ASSIGNMENT: Here the job is to transcribe the data exactly while omitting the images.

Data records
»»

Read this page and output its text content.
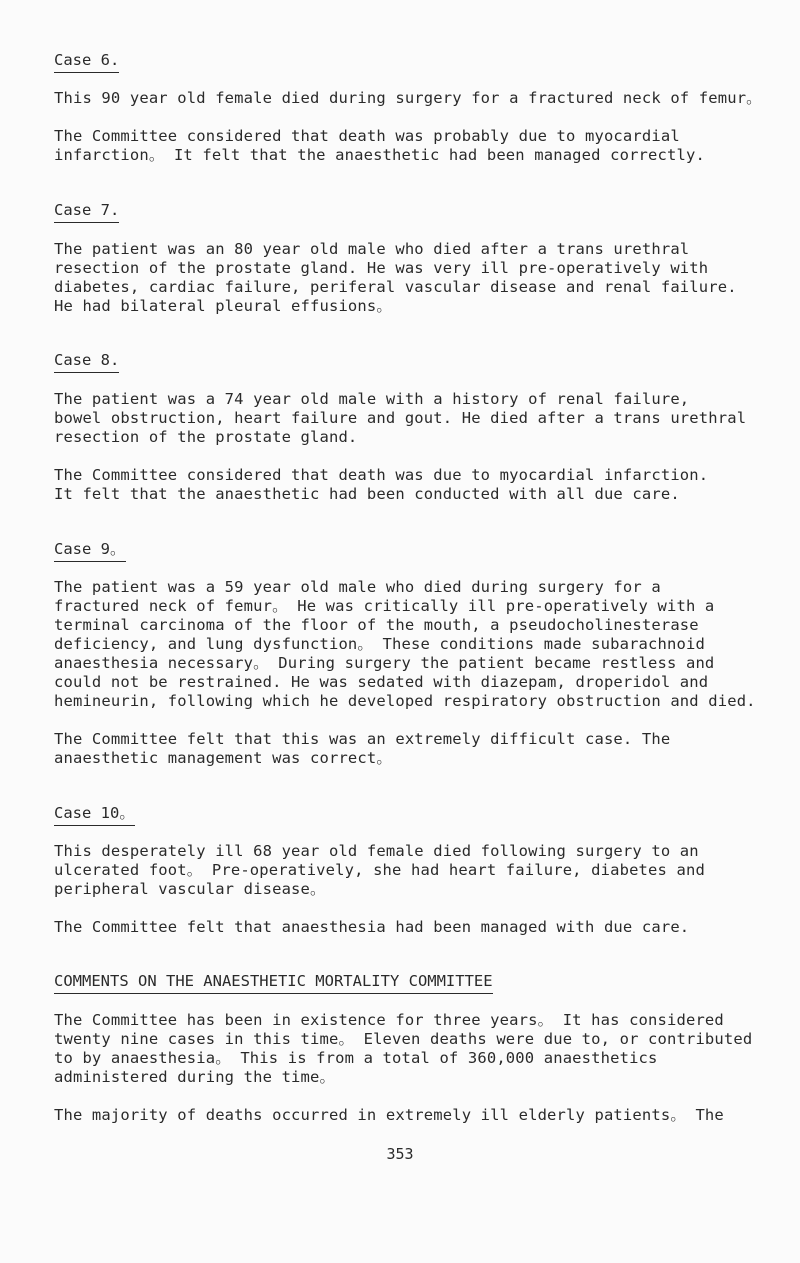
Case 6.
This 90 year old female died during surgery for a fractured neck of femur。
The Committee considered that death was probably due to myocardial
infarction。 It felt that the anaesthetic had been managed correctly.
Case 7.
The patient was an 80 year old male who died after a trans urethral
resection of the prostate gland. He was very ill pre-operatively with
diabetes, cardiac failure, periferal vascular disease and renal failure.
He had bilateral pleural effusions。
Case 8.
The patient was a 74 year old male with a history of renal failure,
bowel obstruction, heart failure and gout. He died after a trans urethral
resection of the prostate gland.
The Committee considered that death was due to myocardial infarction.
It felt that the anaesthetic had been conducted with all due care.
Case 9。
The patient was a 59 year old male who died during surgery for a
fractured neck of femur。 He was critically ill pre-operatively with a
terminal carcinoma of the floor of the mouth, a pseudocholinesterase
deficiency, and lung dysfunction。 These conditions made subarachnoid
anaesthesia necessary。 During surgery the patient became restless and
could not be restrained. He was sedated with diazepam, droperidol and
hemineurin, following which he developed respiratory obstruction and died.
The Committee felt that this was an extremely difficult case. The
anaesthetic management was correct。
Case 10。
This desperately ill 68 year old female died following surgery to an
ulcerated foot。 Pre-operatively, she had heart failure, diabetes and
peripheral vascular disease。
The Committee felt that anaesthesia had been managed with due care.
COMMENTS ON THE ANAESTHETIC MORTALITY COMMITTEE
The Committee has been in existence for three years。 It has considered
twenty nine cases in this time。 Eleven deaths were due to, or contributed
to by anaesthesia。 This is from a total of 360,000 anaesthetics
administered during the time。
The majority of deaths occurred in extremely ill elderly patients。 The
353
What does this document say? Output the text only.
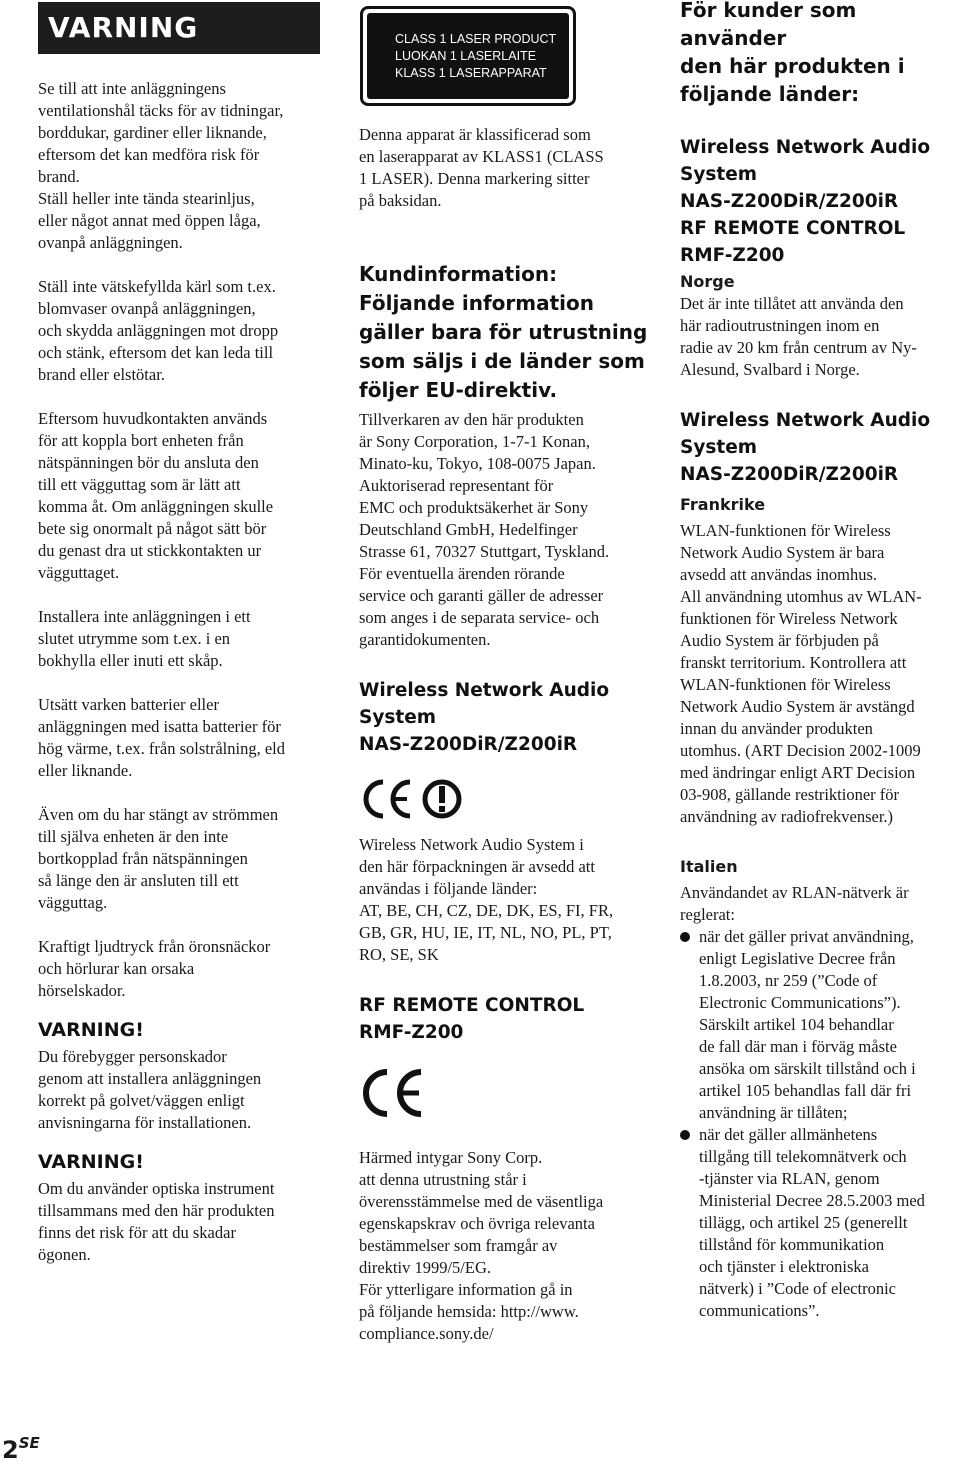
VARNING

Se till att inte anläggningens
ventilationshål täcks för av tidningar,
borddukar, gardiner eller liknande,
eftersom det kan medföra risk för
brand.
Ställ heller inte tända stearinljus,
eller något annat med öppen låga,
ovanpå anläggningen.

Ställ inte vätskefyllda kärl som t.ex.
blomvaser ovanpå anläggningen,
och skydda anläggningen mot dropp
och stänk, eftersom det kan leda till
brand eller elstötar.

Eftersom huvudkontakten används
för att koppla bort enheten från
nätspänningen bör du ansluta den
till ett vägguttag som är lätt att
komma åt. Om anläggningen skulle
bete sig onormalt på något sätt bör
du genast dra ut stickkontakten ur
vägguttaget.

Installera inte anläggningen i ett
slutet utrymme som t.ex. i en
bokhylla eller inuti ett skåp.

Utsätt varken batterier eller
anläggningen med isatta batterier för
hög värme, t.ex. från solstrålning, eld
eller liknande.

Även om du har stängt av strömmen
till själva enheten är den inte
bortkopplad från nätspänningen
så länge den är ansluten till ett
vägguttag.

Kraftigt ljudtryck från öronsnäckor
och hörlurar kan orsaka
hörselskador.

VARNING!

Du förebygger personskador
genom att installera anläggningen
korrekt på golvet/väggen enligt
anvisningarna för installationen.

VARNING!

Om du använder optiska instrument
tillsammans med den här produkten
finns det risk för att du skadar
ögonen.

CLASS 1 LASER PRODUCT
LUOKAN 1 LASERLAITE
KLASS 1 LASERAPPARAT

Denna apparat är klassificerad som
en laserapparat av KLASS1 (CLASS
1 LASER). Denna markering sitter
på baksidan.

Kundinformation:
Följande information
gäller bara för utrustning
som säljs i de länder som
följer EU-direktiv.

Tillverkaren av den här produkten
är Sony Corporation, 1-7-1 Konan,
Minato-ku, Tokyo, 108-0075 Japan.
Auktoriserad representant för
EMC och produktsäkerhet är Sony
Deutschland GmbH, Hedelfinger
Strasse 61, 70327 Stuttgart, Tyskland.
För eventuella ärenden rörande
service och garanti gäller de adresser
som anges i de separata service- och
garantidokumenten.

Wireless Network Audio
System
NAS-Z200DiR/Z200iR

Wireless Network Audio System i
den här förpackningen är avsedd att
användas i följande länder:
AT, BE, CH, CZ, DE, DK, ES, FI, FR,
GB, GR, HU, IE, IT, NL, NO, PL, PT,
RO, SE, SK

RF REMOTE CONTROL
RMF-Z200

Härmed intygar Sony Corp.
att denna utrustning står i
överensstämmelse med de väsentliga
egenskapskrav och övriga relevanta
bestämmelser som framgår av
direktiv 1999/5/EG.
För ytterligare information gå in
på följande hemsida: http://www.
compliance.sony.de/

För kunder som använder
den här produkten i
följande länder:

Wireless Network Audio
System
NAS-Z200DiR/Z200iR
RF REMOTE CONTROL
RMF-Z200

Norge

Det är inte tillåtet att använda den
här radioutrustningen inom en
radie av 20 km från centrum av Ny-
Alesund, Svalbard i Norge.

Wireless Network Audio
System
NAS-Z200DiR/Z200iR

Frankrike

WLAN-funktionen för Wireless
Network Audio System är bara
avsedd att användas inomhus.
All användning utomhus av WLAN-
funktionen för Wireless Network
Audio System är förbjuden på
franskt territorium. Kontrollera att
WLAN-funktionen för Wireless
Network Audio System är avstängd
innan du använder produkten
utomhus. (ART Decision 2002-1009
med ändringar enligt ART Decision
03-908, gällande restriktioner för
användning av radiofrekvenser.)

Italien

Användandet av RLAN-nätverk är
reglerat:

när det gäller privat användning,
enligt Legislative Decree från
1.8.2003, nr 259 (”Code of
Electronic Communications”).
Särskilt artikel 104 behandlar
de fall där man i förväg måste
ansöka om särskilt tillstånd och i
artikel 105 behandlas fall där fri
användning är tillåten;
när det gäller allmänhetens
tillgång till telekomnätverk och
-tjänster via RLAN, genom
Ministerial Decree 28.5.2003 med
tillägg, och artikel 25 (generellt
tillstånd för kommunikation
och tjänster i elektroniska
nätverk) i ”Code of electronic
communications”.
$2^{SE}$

««

WRITTEN SOLUTION:
Read this page and output its text content.
Case 6.
This 90 year old female died during surgery for a fractured neck of femur。
The Committee considered that death was probably due to myocardial
infarction。 It felt that the anaesthetic had been managed correctly.
Case 7.
The patient was an 80 year old male who died after a trans urethral
resection of the prostate gland. He was very ill pre-operatively with
diabetes, cardiac failure, periferal vascular disease and renal failure.
He had bilateral pleural effusions。
Case 8.
The patient was a 74 year old male with a history of renal failure,
bowel obstruction, heart failure and gout. He died after a trans urethral
resection of the prostate gland.
The Committee considered that death was due to myocardial infarction.
It felt that the anaesthetic had been conducted with all due care.
Case 9。
The patient was a 59 year old male who died during surgery for a
fractured neck of femur。 He was critically ill pre-operatively with a
terminal carcinoma of the floor of the mouth, a pseudocholinesterase
deficiency, and lung dysfunction。 These conditions made subarachnoid
anaesthesia necessary。 During surgery the patient became restless and
could not be restrained. He was sedated with diazepam, droperidol and
hemineurin, following which he developed respiratory obstruction and died.
The Committee felt that this was an extremely difficult case. The
anaesthetic management was correct。
Case 10。
This desperately ill 68 year old female died following surgery to an
ulcerated foot。 Pre-operatively, she had heart failure, diabetes and
peripheral vascular disease。
The Committee felt that anaesthesia had been managed with due care.
COMMENTS ON THE ANAESTHETIC MORTALITY COMMITTEE
The Committee has been in existence for three years。 It has considered
twenty nine cases in this time。 Eleven deaths were due to, or contributed
to by anaesthesia。 This is from a total of 360,000 anaesthetics
administered during the time。
The majority of deaths occurred in extremely ill elderly patients。 The
353
What does this document say? Output the text only.
VARNING

Se till att inte anläggningens
ventilationshål täcks för av tidningar,
borddukar, gardiner eller liknande,
eftersom det kan medföra risk för
brand.
Ställ heller inte tända stearinljus,
eller något annat med öppen låga,
ovanpå anläggningen.

Ställ inte vätskefyllda kärl som t.ex.
blomvaser ovanpå anläggningen,
och skydda anläggningen mot dropp
och stänk, eftersom det kan leda till
brand eller elstötar.

Eftersom huvudkontakten används
för att koppla bort enheten från
nätspänningen bör du ansluta den
till ett vägguttag som är lätt att
komma åt. Om anläggningen skulle
bete sig onormalt på något sätt bör
du genast dra ut stickkontakten ur
vägguttaget.

Installera inte anläggningen i ett
slutet utrymme som t.ex. i en
bokhylla eller inuti ett skåp.

Utsätt varken batterier eller
anläggningen med isatta batterier för
hög värme, t.ex. från solstrålning, eld
eller liknande.

Även om du har stängt av strömmen
till själva enheten är den inte
bortkopplad från nätspänningen
så länge den är ansluten till ett
vägguttag.

Kraftigt ljudtryck från öronsnäckor
och hörlurar kan orsaka
hörselskador.

VARNING!

Du förebygger personskador
genom att installera anläggningen
korrekt på golvet/väggen enligt
anvisningarna för installationen.

VARNING!

Om du använder optiska instrument
tillsammans med den här produkten
finns det risk för att du skadar
ögonen.

CLASS 1 LASER PRODUCT
LUOKAN 1 LASERLAITE
KLASS 1 LASERAPPARAT

Denna apparat är klassificerad som
en laserapparat av KLASS1 (CLASS
1 LASER). Denna markering sitter
på baksidan.

Kundinformation:
Följande information
gäller bara för utrustning
som säljs i de länder som
följer EU-direktiv.

Tillverkaren av den här produkten
är Sony Corporation, 1-7-1 Konan,
Minato-ku, Tokyo, 108-0075 Japan.
Auktoriserad representant för
EMC och produktsäkerhet är Sony
Deutschland GmbH, Hedelfinger
Strasse 61, 70327 Stuttgart, Tyskland.
För eventuella ärenden rörande
service och garanti gäller de adresser
som anges i de separata service- och
garantidokumenten.

Wireless Network Audio
System
NAS-Z200DiR/Z200iR

Wireless Network Audio System i
den här förpackningen är avsedd att
användas i följande länder:
AT, BE, CH, CZ, DE, DK, ES, FI, FR,
GB, GR, HU, IE, IT, NL, NO, PL, PT,
RO, SE, SK

RF REMOTE CONTROL
RMF-Z200

Härmed intygar Sony Corp.
att denna utrustning står i
överensstämmelse med de väsentliga
egenskapskrav och övriga relevanta
bestämmelser som framgår av
direktiv 1999/5/EG.
För ytterligare information gå in
på följande hemsida: http://www.
compliance.sony.de/

För kunder som använder
den här produkten i
följande länder:

Wireless Network Audio
System
NAS-Z200DiR/Z200iR
RF REMOTE CONTROL
RMF-Z200

Norge

Det är inte tillåtet att använda den
här radioutrustningen inom en
radie av 20 km från centrum av Ny-
Alesund, Svalbard i Norge.

Wireless Network Audio
System
NAS-Z200DiR/Z200iR

Frankrike

WLAN-funktionen för Wireless
Network Audio System är bara
avsedd att användas inomhus.
All användning utomhus av WLAN-
funktionen för Wireless Network
Audio System är förbjuden på
franskt territorium. Kontrollera att
WLAN-funktionen för Wireless
Network Audio System är avstängd
innan du använder produkten
utomhus. (ART Decision 2002-1009
med ändringar enligt ART Decision
03-908, gällande restriktioner för
användning av radiofrekvenser.)

Italien

Användandet av RLAN-nätverk är
reglerat:

när det gäller privat användning,
enligt Legislative Decree från
1.8.2003, nr 259 (”Code of
Electronic Communications”).
Särskilt artikel 104 behandlar
de fall där man i förväg måste
ansöka om särskilt tillstånd och i
artikel 105 behandlas fall där fri
användning är tillåten;
när det gäller allmänhetens
tillgång till telekomnätverk och
-tjänster via RLAN, genom
Ministerial Decree 28.5.2003 med
tillägg, och artikel 25 (generellt
tillstånd för kommunikation
och tjänster i elektroniska
nätverk) i ”Code of electronic
communications”.
$2^{SE}$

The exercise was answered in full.